## Trecho do texto
========

Divididos em cinco partes, o ensaio Meus encontros com Kafka ocupa as duas páginas centrais do caderno Folhetim de 3 de julho de 1983. Apenas o primeiro dos encontros retrata um contato físico entre os dois autores, na longínqua Berlim de 1921. Foi em uma tarde de domingo, no Café Românico, onde convergiram inúmeros escritores, como Doblin, Zweig, Werfel, dentre outros. Ocupavam as mesas especiais, e ao redor, os demais presentes. Em um canto, o jovem Carpeaux observava o movimento próximo de um rapaz taciturno. Com a voz embargada em razão da tuberculose, apresentou-se, 

- Kauka. 

Carpeaux não compreendeu, e vem a confirmação, 

- KAUKA. 

- Muito prazer.

Na saída, ao perguntar sobre aquele rapaz magro e de voz rouca, o amigo respondeu, é de Praga, publicou uns contos que ninguém entende, não tem importância.



2

Estamos em 1926. Carpeaux realiza alguns trabalhos para a editora Die Brüke, A Ponte, antes de ir para a Itália, para os estudos universitários. Ao retornar a Berlim, soube que a casa entrou em falência e para lá se dirigiu. O diretor lhe devia, Pagar não posso, querido, mas se você quiser, pode levar, em vez de pagamento, a tiragem toda. Tratava-se da primeira edição de O Processo, de Franz Kafka, acumulada em um canto e da qual Carpeaux folheava um exemplar enquanto esperava pela conversa com o diretor. 

Arrependeu-se profundamente em não ter aceito a partilha de livros. Hoje é uma raridade e nos Estados Unidos pagam mil dólares por um desses livros. Carpeaux conseguiu manter, com toda a posterior dispersão de sua biblioteca com a ascensão nazista, o exemplar que levou. Leu o livro naquele mesmo ano sem entender o alcance da obra.


3

Em 1930, depois de diversas oportunidades perdidas, Carpeaux decide conhecer Praga. Salta de madrugada na estação Presidente Wilson. Na cidade velha, vê na porta de uma loja um velho judeu esperando fregueses. Tem um ar de grande suficiência e o faz lembrar do pai austero de Kafka. Da ponte Carlos, sobre o rio Vltava, ergue os olhos e observa o antigo palácio real. Reconhece o Castelo de Kafka. Entra na igreja São Vito e identifica o lugar onde o personagem Joseph K. ouve a voz da Lei.

========

## Dados de trabalho

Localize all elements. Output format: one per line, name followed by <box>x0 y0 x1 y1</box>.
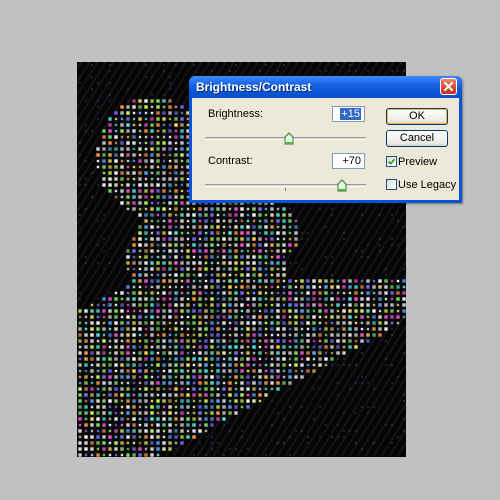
checkmark-icon <box>388 158 395 165</box>
use-legacy-checkbox[interactable] <box>386 179 397 190</box>
dialog-title-bar[interactable]: Brightness/Contrast <box>189 76 462 98</box>
brightness-slider-thumb-icon[interactable] <box>284 132 294 145</box>
preview-label: Preview <box>398 156 438 168</box>
brightness-input[interactable]: +15 <box>332 106 365 122</box>
contrast-input[interactable]: +70 <box>332 153 365 169</box>
preview-checkbox[interactable] <box>386 156 397 167</box>
brightness-value: +15 <box>340 108 361 120</box>
close-button[interactable] <box>440 78 457 95</box>
brightness-contrast-dialog: Brightness/Contrast Brightness: +15 Cont… <box>189 76 462 203</box>
use-legacy-label: Use Legacy <box>398 179 457 191</box>
brightness-label: Brightness: <box>208 108 264 120</box>
dialog-body: Brightness: +15 Contrast: +70 OK Cancel … <box>192 98 459 200</box>
contrast-label: Contrast: <box>208 155 253 167</box>
contrast-slider-thumb-icon[interactable] <box>337 179 347 192</box>
dialog-title: Brightness/Contrast <box>196 80 312 94</box>
ok-button[interactable]: OK <box>386 108 448 125</box>
contrast-slider-tick <box>285 188 286 191</box>
cancel-button[interactable]: Cancel <box>386 130 448 147</box>
contrast-value: +70 <box>342 155 361 167</box>
close-icon <box>444 82 453 91</box>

========

## O que fazer
1 - Troque "interactable" por "clickable" nas linhas, começando na que contém "checkmark-icon <box>388 158 395 165</box>" e terminando na que contém "brightness-value: +15 <box>340", e reproduza somente esse trecho, sem nenhuma outra alteração.
2 - Dê sequência ao texto sobre Carpeaux e Kafka a partir do ponto em que ele termina.
O texto sobre Carpeaux e Kafka e as linhas vêm de fontes diferentes.

## Resultados por tarefa
1 -
checkmark-icon <box>388 158 395 165</box>
use-legacy-checkbox[clickable] <box>386 179 397 190</box>
dialog-title-bar[clickable]: Brightness/Contrast <box>189 76 462 98</box>
brightness-slider-thumb-icon[clickable] <box>284 132 294 145</box>
preview-label: Preview <box>398 156 438 168</box>
brightness-input[clickable]: +15 <box>332 106 365 122</box>
contrast-input[clickable]: +70 <box>332 153 365 169</box>
preview-checkbox[clickable] <box>386 156 397 167</box>
brightness-value: +15 <box>340 108 361 120</box>

2 -
4

Uma vez em Viena, no pós guerra, Carpeaux faz a peregrinação para Kierling, em busca do sanatório onde Kafka morreu. Descobre que o proprietário, doutor Hoffmann já havia falecido e na casa morava o seu filho, Hugo Hoffmann. Na conversa, pergunta sobre um antigo paciente de seu pai, Franz Kafka. O homem enrubesceu e bruscamente responde que não conhecia nenhum Kafka, batendo a porta. Através das grades da propriedade, observa uma janela meio aberta, talvez Kafka tivesse morrido ali, a 3 de julho de 1924, trinta anos antes.


5

Em Viena, pouco depois de Kierling. Carpeaux dirige-se à Biblioteca Nacional da Áustria,  uma das mais ricas do mundo, localizada em um imenso palácio barroco. Procura nos fichários, letra K, nada encontra. O bibliotecário o conduz ao subdiretor, um velho, mal-humorado por ter sido interrompido na leitura de um manuscrito medieval. Carpeaux diz que gostaria de consultar o texto exato de uma frase numa obra de Kafka. O erudito o encara por sobre os óculos de leitura, a resposta tem um componente hilário misturado com uma ponta de tristeza, pois a resposta do senhor diretor foi Não conheço. Como é o nome, KAUKA?